- **Instructions for the task**:
From the listing below, tally the lines that include "profile". Return only the total.

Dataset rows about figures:
++++

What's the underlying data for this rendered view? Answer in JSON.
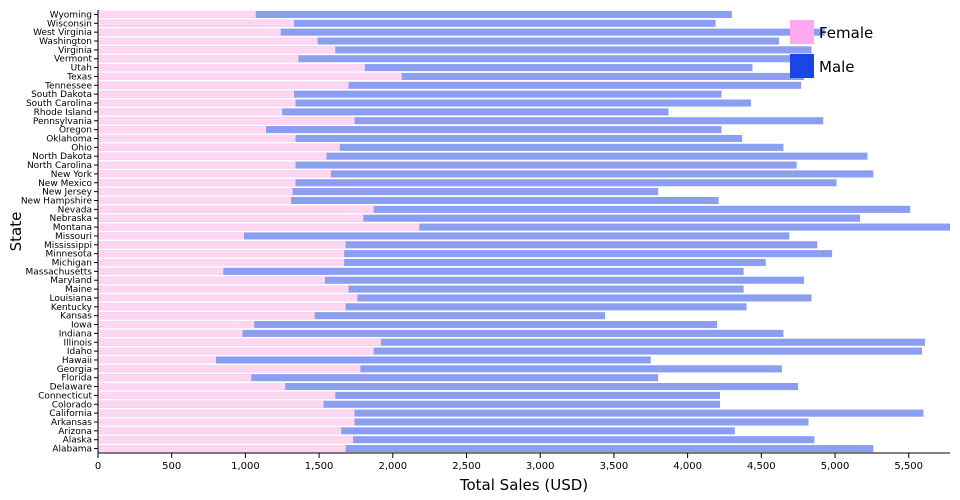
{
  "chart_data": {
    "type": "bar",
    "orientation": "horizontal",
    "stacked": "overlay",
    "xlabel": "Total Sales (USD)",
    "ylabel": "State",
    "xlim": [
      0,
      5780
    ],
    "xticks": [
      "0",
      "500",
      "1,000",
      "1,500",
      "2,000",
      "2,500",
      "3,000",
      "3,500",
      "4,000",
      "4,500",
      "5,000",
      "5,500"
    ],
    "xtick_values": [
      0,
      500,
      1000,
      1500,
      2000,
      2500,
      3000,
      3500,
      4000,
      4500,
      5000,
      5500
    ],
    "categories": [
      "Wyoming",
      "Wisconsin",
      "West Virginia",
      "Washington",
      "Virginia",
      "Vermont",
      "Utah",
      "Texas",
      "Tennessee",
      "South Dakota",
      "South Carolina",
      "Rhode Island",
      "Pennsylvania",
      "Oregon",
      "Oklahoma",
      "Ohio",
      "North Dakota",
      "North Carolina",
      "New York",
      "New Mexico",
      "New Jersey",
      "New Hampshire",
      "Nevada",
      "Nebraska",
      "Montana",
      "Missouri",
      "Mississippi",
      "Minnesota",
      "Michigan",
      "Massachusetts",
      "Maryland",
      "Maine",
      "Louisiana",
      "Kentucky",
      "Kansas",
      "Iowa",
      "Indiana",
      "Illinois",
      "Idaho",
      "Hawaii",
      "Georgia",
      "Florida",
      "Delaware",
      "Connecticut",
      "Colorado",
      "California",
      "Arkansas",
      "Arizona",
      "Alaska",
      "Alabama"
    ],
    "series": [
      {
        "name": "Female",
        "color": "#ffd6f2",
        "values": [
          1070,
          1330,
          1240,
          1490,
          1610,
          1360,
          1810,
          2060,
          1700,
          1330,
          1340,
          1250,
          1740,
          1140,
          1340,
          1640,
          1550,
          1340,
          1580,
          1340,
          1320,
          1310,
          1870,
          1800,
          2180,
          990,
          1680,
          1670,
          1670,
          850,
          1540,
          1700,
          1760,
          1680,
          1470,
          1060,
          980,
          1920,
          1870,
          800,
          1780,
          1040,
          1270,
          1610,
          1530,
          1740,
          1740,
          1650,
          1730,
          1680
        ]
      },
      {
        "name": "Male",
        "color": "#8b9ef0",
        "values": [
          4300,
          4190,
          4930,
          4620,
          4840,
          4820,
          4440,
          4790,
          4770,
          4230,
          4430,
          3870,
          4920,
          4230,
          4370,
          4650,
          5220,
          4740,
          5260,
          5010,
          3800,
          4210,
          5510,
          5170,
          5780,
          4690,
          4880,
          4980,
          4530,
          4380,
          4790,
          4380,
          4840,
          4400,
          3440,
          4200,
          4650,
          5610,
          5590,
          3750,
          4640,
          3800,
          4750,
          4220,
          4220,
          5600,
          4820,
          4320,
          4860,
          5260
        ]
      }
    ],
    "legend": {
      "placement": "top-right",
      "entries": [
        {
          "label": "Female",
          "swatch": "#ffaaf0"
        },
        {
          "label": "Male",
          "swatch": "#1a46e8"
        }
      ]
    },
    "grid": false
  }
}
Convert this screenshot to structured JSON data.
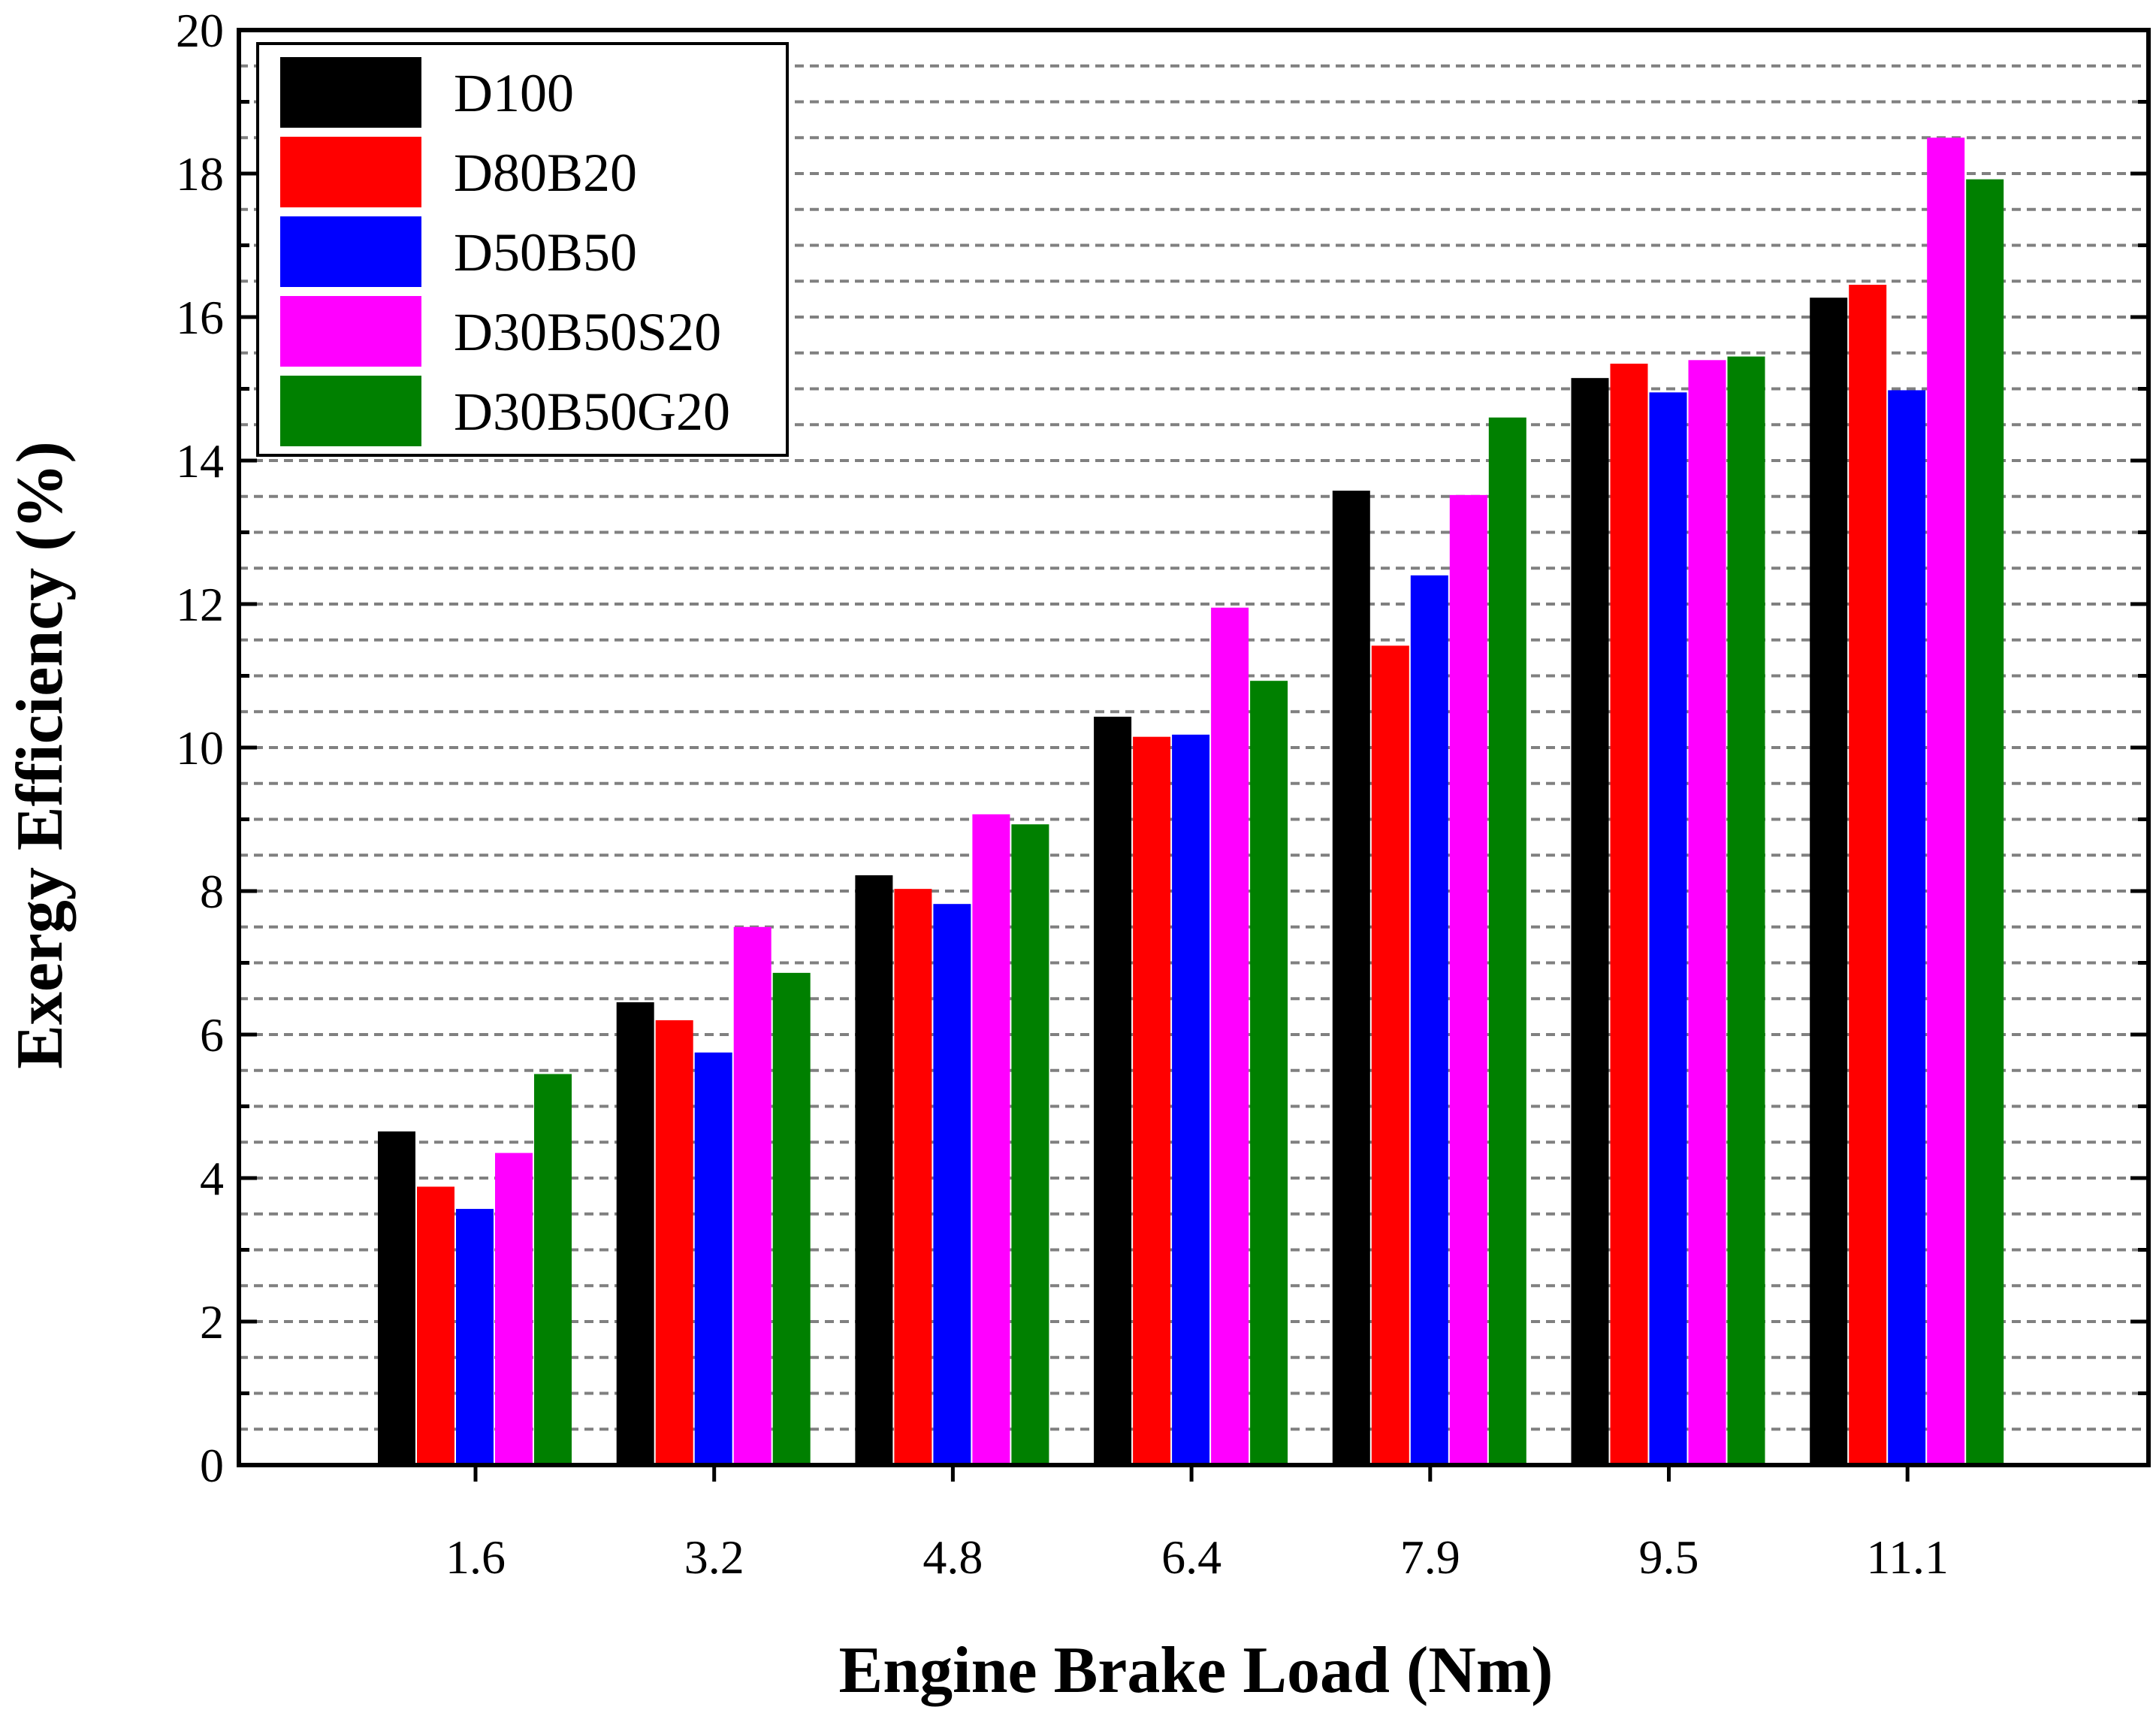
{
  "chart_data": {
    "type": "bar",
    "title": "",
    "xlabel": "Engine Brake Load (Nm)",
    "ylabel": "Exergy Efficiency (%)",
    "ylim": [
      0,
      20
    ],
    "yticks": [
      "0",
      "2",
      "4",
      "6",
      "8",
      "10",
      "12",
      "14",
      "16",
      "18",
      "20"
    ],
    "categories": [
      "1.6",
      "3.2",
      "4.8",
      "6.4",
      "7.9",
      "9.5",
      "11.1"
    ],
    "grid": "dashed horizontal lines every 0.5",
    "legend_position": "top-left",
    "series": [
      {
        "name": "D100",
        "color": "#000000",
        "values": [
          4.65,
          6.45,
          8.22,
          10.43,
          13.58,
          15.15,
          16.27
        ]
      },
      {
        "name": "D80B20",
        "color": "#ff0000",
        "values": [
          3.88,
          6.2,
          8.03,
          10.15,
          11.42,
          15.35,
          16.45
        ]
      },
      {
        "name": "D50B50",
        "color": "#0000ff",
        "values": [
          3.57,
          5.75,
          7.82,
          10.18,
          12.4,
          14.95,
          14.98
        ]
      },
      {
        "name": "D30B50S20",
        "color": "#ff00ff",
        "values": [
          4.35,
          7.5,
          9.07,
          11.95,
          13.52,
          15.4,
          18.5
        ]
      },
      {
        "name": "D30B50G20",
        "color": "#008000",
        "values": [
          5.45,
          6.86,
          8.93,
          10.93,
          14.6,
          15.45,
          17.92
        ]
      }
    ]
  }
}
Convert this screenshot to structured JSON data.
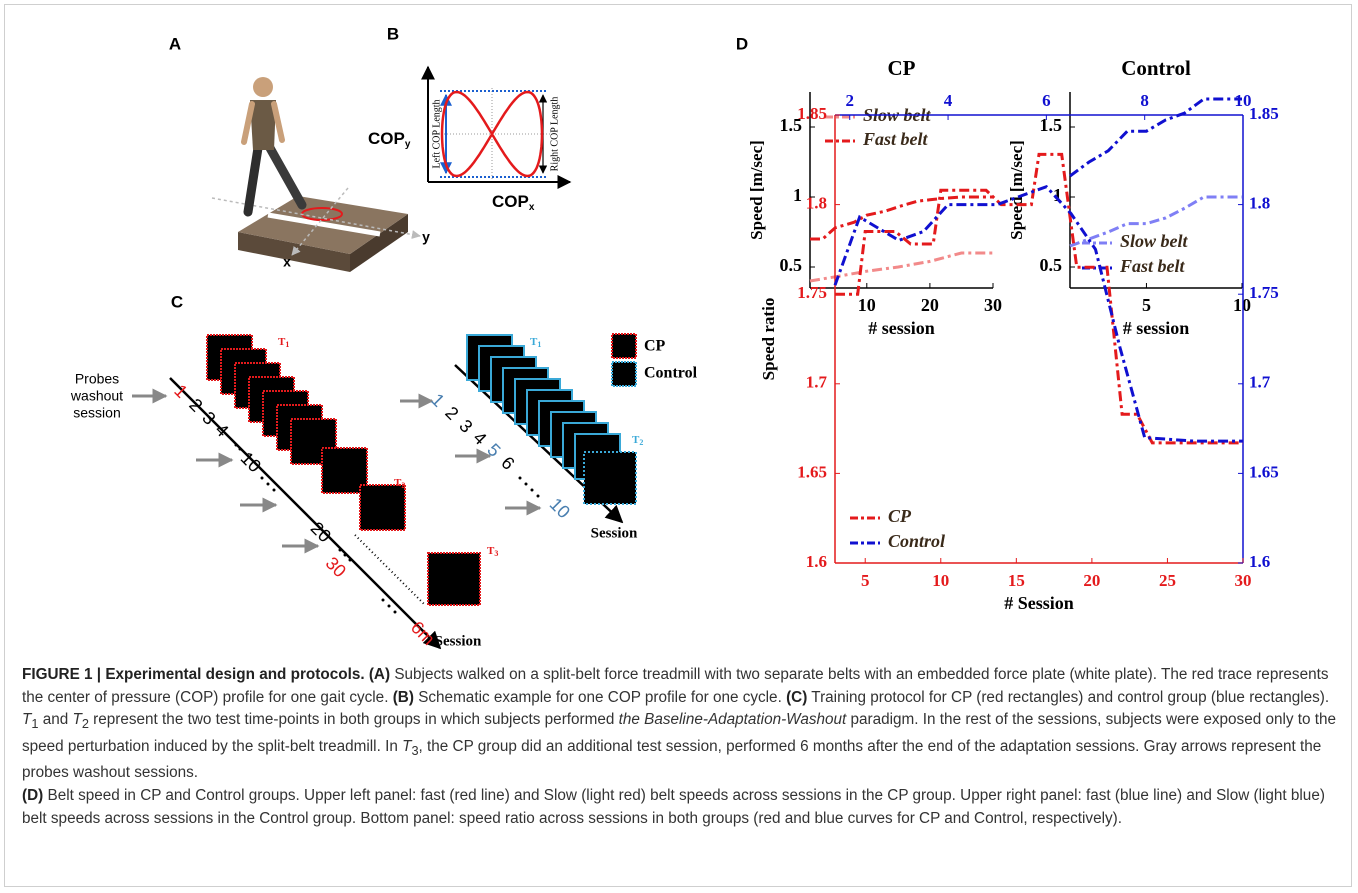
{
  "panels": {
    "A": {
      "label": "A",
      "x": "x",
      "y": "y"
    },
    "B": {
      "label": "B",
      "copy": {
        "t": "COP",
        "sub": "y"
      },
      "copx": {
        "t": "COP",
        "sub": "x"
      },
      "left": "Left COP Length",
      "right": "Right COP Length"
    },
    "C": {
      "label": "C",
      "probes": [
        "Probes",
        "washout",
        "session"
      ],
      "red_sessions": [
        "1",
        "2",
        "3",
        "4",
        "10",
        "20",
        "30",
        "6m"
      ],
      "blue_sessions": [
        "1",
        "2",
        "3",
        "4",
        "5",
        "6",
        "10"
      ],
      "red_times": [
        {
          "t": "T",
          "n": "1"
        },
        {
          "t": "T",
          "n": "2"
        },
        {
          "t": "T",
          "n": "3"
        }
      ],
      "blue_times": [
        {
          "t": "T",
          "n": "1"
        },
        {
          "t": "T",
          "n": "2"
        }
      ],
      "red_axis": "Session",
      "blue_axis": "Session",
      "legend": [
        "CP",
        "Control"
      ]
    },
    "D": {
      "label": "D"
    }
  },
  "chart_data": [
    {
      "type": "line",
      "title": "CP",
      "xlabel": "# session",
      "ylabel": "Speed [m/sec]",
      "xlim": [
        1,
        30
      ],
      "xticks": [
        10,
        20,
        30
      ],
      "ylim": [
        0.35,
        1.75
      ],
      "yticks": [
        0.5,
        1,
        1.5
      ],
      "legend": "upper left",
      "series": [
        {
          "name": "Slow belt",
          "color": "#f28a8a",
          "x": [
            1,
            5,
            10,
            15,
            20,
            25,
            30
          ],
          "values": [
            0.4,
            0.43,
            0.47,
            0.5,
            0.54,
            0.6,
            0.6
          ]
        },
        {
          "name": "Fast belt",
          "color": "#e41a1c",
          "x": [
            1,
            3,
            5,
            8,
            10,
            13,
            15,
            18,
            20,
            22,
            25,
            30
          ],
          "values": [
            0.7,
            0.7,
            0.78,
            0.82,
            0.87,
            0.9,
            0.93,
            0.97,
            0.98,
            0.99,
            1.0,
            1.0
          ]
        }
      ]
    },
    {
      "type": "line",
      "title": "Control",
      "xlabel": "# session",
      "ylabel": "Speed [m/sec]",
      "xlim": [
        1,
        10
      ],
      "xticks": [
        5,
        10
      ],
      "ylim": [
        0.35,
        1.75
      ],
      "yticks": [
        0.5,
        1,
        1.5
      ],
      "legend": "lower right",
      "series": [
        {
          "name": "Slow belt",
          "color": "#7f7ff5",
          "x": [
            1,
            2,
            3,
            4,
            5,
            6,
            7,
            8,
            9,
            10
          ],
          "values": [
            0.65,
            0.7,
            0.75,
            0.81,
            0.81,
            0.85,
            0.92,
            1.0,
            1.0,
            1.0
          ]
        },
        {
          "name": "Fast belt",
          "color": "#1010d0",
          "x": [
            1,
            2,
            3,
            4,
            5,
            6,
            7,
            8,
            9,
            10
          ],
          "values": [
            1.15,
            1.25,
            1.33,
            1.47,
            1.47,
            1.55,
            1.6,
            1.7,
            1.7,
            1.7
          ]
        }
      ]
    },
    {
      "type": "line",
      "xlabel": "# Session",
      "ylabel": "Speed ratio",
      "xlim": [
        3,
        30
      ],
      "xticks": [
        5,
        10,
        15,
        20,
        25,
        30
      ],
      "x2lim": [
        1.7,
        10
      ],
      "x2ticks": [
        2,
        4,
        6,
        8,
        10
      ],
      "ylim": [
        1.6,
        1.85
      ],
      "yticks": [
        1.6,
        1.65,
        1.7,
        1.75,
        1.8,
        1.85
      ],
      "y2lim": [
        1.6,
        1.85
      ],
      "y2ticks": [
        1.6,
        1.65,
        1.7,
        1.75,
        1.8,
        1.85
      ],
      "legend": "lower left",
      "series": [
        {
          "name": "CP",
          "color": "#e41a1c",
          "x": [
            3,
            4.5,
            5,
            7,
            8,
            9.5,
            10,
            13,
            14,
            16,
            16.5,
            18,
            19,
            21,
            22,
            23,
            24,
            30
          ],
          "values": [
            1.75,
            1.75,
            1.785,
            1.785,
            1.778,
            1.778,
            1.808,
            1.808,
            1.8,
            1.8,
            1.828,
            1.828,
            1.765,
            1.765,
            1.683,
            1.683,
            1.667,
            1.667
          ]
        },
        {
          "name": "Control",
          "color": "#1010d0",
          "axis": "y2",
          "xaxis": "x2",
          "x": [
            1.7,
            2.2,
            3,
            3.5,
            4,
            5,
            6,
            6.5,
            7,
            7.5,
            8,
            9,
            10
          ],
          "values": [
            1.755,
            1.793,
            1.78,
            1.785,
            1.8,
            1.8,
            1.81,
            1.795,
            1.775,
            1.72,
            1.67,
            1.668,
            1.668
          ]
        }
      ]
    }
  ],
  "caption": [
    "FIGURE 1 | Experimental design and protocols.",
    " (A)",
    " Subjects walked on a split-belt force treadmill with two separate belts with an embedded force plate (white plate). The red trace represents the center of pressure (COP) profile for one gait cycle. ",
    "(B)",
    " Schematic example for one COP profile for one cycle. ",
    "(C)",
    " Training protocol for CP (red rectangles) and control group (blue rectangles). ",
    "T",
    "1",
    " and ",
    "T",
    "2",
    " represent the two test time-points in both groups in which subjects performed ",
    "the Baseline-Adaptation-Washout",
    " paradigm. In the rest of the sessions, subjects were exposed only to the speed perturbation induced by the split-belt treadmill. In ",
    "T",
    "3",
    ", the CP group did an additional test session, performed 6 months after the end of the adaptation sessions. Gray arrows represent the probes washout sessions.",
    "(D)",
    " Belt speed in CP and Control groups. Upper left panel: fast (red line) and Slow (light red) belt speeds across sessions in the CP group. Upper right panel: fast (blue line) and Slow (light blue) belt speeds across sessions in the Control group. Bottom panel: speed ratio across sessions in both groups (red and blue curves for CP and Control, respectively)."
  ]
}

++++

- **Correct output**:
2